====== Data rows
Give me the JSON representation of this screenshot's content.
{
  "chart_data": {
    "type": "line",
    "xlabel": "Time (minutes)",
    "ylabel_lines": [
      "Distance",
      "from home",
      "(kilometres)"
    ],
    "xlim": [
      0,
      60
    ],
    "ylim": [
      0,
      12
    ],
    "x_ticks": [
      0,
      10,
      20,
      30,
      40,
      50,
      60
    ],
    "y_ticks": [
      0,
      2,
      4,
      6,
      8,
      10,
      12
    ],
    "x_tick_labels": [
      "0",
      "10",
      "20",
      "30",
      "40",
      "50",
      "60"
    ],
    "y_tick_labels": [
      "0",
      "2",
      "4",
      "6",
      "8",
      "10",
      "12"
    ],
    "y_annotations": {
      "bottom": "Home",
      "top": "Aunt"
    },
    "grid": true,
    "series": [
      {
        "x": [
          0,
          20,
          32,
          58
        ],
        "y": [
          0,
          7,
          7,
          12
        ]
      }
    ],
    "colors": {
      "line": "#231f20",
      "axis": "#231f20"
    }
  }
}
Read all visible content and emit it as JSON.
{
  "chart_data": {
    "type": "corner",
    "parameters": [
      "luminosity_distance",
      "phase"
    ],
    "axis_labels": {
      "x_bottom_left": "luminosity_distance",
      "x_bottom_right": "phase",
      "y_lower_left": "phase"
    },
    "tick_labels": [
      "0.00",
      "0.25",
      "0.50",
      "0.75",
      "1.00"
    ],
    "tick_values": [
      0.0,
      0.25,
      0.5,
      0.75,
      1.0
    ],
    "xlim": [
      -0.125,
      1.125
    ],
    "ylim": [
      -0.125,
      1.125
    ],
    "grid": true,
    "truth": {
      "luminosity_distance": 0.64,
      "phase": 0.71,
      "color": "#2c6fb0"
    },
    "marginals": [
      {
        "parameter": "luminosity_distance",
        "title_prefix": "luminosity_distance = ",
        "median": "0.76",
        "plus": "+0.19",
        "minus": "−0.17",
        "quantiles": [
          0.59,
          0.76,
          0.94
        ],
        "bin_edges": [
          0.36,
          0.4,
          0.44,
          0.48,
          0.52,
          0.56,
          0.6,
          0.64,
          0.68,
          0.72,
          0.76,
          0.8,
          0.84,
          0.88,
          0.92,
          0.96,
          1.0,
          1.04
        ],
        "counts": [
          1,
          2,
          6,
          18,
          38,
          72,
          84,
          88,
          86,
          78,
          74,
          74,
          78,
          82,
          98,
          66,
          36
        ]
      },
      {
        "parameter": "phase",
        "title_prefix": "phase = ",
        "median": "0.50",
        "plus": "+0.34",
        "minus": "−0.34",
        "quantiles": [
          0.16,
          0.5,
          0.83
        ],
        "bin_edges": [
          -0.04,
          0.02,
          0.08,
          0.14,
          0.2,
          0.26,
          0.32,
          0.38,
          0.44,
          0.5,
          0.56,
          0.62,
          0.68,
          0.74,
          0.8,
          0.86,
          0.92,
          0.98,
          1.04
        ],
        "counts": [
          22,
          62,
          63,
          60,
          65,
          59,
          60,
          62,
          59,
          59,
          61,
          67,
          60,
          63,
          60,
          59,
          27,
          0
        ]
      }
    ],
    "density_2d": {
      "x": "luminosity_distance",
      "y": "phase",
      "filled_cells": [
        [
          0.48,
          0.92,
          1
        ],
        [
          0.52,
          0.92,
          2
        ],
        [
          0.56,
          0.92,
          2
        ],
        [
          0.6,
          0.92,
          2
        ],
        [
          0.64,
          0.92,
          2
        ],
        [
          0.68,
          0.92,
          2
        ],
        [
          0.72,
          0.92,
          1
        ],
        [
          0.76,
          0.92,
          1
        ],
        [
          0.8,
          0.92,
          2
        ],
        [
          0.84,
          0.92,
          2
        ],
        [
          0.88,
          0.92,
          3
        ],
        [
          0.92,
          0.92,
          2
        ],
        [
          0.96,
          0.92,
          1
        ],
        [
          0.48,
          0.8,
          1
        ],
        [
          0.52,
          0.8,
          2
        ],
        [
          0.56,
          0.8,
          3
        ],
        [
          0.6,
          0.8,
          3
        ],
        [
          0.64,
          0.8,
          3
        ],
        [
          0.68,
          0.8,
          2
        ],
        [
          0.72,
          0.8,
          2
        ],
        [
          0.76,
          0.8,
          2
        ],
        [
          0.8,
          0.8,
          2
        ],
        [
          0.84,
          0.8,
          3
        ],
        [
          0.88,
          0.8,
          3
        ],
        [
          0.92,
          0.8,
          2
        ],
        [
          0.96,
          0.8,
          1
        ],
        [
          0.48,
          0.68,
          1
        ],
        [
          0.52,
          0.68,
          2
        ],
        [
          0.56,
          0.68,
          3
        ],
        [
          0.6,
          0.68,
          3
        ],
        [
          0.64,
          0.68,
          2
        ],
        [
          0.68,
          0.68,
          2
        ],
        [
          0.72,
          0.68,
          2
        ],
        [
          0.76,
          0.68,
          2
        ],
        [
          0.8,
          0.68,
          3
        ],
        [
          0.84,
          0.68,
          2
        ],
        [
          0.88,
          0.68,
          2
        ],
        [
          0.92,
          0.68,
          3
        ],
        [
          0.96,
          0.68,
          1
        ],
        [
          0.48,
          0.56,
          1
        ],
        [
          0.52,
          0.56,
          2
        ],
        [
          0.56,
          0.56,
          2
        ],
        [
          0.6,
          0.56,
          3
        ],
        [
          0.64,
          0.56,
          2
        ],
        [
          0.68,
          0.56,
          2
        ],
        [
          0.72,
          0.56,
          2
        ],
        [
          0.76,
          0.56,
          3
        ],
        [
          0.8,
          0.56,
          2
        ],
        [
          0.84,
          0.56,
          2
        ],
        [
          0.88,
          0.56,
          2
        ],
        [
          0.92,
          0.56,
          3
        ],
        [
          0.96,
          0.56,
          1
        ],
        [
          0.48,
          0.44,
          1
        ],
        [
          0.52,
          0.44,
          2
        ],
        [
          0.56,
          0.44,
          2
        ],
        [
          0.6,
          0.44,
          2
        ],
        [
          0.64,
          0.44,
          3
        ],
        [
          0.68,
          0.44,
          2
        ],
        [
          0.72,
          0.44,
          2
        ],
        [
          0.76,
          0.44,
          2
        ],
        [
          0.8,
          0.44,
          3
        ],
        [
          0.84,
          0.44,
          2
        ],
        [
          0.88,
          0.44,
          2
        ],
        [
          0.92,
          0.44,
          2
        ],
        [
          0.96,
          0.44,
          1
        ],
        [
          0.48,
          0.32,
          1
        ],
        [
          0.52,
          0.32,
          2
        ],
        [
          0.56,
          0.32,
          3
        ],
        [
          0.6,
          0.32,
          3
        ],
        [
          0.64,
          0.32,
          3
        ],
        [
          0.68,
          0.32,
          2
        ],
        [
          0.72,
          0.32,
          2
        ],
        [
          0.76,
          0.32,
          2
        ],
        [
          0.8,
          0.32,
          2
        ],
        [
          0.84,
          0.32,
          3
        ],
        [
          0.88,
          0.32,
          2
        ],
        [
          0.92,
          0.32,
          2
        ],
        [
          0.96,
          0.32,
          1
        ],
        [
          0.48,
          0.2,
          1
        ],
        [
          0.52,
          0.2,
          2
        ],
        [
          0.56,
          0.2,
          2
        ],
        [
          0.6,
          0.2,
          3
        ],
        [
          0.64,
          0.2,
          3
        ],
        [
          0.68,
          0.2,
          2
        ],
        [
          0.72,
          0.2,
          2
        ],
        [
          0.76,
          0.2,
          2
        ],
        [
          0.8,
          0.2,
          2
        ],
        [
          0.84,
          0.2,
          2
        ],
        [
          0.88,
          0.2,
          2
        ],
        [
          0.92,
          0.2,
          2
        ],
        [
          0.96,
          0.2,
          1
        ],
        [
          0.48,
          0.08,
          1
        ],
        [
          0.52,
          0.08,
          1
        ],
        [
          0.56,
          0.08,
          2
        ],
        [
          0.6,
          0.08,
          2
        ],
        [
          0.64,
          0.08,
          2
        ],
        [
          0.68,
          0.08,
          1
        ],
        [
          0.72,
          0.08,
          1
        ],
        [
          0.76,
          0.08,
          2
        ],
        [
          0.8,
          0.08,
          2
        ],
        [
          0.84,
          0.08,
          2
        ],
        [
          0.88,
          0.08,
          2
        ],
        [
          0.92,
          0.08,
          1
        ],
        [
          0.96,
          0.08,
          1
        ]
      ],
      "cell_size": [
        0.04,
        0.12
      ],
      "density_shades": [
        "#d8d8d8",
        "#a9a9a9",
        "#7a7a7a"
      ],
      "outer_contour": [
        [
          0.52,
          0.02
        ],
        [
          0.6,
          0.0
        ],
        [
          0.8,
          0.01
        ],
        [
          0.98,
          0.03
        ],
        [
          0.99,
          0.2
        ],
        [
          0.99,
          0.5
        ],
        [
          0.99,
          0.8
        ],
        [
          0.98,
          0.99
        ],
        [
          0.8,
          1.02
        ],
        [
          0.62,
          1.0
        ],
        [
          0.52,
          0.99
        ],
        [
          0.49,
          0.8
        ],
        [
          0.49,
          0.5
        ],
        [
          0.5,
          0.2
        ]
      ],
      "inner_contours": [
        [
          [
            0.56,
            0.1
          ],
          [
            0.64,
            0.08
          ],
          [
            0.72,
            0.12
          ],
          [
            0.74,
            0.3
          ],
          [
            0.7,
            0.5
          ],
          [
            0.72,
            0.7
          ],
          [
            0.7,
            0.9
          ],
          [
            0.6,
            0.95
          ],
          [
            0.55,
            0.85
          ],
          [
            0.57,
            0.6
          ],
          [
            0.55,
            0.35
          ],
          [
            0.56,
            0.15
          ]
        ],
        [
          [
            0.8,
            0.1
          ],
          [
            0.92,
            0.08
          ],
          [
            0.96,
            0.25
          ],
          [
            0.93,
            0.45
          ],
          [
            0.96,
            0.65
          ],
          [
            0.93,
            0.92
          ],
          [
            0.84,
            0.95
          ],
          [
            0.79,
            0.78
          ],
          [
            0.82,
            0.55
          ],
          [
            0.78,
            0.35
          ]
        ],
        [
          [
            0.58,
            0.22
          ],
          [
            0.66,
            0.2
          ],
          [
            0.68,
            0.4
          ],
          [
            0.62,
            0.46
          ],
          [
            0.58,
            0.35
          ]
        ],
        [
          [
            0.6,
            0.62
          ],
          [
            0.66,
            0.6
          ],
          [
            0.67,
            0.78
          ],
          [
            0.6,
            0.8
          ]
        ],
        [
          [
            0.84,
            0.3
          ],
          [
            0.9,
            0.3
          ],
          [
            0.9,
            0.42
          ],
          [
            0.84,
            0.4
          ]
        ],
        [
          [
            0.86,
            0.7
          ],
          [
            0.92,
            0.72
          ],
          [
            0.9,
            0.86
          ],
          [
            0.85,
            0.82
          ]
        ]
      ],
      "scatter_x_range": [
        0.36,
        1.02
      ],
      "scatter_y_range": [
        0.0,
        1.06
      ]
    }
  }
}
============
● To be done:
Extract all lines of the records above that include "JSON".

● Final result:
Give me the JSON representation of this screenshot's content.
Read all visible content and emit it as JSON.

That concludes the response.